DIRECTION: Write out all lines holding the word "control".

** start MATERIAL SHOWN **

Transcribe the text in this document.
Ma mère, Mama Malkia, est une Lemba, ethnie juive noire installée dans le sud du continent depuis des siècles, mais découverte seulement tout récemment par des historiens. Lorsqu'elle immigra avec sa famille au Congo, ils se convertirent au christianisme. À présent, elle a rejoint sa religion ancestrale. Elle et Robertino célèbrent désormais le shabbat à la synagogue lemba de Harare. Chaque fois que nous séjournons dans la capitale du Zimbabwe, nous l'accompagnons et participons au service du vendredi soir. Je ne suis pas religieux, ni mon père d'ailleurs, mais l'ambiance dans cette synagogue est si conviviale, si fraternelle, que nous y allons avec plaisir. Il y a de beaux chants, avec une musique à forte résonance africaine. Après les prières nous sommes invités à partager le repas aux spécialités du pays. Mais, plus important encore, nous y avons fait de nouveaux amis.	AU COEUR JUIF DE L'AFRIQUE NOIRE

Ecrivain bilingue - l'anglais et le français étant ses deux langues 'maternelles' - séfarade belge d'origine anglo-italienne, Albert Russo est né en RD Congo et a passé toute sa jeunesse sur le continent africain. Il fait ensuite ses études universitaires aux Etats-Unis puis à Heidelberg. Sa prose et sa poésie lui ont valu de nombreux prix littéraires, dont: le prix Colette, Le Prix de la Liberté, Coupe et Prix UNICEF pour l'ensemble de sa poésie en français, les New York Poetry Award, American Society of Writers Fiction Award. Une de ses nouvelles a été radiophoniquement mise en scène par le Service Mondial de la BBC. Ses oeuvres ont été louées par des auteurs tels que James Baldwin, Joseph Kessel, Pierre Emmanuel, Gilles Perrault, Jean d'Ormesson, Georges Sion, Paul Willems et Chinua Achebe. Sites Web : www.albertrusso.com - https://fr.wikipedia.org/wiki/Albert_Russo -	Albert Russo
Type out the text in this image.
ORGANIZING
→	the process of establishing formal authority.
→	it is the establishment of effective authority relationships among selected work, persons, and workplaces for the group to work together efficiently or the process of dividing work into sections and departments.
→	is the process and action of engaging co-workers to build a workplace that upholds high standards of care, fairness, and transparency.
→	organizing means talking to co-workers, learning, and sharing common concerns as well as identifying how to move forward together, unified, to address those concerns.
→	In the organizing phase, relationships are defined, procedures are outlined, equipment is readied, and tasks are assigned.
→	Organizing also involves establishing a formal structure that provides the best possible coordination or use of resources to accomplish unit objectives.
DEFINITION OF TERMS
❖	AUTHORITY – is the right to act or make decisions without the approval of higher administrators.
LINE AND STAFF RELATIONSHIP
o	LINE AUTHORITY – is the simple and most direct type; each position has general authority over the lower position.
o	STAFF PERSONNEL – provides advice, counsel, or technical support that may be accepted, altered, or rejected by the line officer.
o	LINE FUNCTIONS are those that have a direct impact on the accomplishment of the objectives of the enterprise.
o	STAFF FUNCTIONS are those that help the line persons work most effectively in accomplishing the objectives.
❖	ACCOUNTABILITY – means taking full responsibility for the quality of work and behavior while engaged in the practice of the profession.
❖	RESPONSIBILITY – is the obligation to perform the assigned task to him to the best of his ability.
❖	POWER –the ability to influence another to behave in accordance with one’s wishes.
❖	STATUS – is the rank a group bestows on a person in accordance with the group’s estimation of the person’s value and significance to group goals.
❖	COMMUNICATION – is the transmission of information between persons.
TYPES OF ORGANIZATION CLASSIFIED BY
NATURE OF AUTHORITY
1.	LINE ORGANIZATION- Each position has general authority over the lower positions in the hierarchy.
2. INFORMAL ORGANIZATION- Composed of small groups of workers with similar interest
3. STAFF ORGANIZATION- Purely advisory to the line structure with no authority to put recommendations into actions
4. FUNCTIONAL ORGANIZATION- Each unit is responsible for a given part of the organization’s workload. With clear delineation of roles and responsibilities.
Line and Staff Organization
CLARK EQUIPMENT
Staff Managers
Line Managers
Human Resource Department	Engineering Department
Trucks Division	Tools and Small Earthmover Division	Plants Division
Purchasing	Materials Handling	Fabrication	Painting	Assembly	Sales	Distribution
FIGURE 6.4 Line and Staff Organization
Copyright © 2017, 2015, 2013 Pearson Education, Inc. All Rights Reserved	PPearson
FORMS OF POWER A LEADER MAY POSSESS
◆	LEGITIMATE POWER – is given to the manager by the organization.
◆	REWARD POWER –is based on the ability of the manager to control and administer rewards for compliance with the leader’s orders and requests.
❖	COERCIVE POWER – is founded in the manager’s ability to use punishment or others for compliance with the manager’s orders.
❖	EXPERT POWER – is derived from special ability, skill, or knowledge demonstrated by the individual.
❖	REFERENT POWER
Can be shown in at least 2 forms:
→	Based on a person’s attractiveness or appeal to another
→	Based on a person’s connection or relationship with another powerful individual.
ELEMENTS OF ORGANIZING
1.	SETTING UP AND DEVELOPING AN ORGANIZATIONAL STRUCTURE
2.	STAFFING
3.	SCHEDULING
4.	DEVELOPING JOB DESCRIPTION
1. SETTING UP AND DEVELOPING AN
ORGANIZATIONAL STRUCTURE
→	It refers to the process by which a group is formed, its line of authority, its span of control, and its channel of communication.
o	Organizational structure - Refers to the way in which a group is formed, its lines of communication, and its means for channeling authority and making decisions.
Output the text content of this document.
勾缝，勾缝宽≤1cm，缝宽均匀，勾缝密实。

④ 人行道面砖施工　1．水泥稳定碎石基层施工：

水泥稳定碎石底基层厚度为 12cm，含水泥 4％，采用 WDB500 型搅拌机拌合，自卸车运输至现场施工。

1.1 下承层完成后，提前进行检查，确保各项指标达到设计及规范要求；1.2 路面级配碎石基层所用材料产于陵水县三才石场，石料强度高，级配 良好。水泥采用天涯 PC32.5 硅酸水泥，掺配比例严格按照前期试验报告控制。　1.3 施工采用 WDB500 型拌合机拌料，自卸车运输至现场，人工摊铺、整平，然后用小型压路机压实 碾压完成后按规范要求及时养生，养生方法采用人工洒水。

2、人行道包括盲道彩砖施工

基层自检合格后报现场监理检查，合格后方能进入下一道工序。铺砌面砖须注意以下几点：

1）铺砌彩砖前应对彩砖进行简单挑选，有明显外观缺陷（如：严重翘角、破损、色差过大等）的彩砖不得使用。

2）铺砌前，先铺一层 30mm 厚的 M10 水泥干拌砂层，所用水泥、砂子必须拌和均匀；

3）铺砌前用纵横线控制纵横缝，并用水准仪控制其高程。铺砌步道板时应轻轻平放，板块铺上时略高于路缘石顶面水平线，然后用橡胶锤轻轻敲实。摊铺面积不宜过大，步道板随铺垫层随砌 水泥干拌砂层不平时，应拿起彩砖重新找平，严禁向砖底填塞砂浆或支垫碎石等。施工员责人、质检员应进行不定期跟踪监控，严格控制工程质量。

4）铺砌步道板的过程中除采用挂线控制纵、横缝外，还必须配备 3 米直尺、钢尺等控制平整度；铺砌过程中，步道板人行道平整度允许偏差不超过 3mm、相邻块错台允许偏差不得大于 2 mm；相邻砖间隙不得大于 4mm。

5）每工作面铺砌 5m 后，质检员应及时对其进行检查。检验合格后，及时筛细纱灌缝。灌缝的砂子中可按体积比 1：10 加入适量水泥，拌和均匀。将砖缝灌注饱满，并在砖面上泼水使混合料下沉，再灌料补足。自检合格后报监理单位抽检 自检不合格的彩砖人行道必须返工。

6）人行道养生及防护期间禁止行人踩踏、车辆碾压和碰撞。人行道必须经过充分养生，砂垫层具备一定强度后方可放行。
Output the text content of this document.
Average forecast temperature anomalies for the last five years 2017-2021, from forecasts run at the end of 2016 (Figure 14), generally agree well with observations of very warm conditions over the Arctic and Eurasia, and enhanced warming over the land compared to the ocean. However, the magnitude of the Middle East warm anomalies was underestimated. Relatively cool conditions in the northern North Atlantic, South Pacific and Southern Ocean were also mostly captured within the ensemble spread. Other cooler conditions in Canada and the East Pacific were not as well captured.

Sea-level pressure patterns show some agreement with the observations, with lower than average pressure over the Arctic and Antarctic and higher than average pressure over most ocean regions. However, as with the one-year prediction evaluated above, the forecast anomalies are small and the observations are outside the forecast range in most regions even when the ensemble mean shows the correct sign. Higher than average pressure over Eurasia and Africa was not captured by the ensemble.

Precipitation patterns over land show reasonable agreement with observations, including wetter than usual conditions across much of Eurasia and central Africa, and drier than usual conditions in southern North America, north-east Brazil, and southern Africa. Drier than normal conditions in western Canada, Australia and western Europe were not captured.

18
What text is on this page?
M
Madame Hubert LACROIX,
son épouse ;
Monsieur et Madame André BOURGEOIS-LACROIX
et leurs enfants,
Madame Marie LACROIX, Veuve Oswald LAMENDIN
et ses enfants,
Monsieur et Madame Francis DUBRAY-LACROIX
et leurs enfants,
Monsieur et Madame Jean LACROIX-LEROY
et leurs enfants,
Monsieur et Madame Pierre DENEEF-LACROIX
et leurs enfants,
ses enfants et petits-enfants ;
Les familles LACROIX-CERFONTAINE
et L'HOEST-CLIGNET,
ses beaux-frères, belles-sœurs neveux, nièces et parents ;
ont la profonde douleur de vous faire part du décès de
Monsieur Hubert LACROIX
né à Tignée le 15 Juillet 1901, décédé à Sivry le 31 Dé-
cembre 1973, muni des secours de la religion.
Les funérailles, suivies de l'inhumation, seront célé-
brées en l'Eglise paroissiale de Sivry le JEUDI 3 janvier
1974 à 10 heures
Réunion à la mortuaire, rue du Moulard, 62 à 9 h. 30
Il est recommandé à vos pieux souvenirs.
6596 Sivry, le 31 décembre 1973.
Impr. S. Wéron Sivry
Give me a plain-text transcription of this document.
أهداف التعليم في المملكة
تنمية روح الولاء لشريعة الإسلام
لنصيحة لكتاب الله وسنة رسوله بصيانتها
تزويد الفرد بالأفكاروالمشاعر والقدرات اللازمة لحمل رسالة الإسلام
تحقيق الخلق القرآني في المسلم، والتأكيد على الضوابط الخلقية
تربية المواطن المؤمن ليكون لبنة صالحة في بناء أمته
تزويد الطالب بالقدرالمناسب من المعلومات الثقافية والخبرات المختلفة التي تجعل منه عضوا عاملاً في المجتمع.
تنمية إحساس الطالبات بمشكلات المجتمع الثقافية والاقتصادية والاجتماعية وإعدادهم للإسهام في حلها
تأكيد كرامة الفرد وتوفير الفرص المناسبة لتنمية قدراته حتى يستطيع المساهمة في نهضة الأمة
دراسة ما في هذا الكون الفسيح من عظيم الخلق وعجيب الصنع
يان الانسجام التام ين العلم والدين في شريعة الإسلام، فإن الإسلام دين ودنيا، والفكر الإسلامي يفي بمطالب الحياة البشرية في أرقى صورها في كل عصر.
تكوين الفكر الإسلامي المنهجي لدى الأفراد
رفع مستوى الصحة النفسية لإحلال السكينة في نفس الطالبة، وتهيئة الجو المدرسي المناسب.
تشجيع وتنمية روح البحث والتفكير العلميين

** end MATERIAL SHOWN **

RESPONSE TO THIS EXERCISE:
◆	REWARD POWER –is based on the ability of the manager to control and administer rewards for compliance with the leader’s orders and requests.
→	It refers to the process by which a group is formed, its line of authority, its span of control, and its channel of communication.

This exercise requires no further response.